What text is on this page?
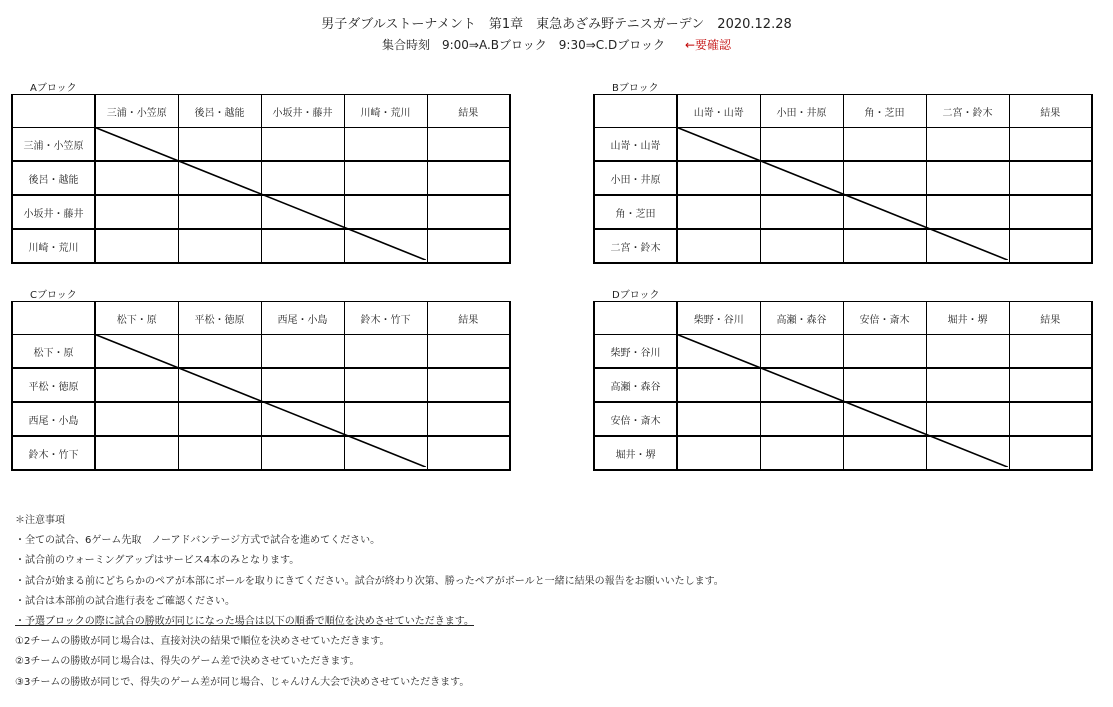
男子ダブルストーナメント　第1章　東急あざみ野テニスガーデン　2020.12.28
集合時刻　9:00⇒A.Bブロック　9:30⇒C.Dブロック ←要確認
Aブロック
	三浦・小笠原	後呂・越能	小坂井・藤井	川崎・荒川	結果
三浦・小笠原					
後呂・越能					
小坂井・藤井					
川崎・荒川					
Bブロック
	山嵜・山嵜	小田・井原	角・芝田	二宮・鈴木	結果
山嵜・山嵜					
小田・井原					
角・芝田					
二宮・鈴木					
Cブロック
	松下・原	平松・徳原	西尾・小島	鈴木・竹下	結果
松下・原					
平松・徳原					
西尾・小島					
鈴木・竹下					
Dブロック
	柴野・谷川	高瀬・森谷	安倍・斎木	堀井・堺	結果
柴野・谷川					
高瀬・森谷					
安倍・斎木					
堀井・堺					
＊注意事項
・全ての試合、6ゲーム先取　ノーアドバンテージ方式で試合を進めてください。
・試合前のウォーミングアップはサービス4本のみとなります。
・試合が始まる前にどちらかのペアが本部にボールを取りにきてください。試合が終わり次第、勝ったペアがボールと一緒に結果の報告をお願いいたします。
・試合は本部前の試合進行表をご確認ください。
・予選ブロックの際に試合の勝敗が同じになった場合は以下の順番で順位を決めさせていただきます。
①2チームの勝敗が同じ場合は、直接対決の結果で順位を決めさせていただきます。
②3チームの勝敗が同じ場合は、得失のゲーム差で決めさせていただきます。
③3チームの勝敗が同じで、得失のゲーム差が同じ場合、じゃんけん大会で決めさせていただきます。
# # #
- _WORK TO BE COMPLETED_: Which lines contain "Dブロック"? Show each of them.

- _TASK SOLUTION_:
集合時刻　9:00⇒A.Bブロック　9:30⇒C.Dブロック ←要確認
Dブロック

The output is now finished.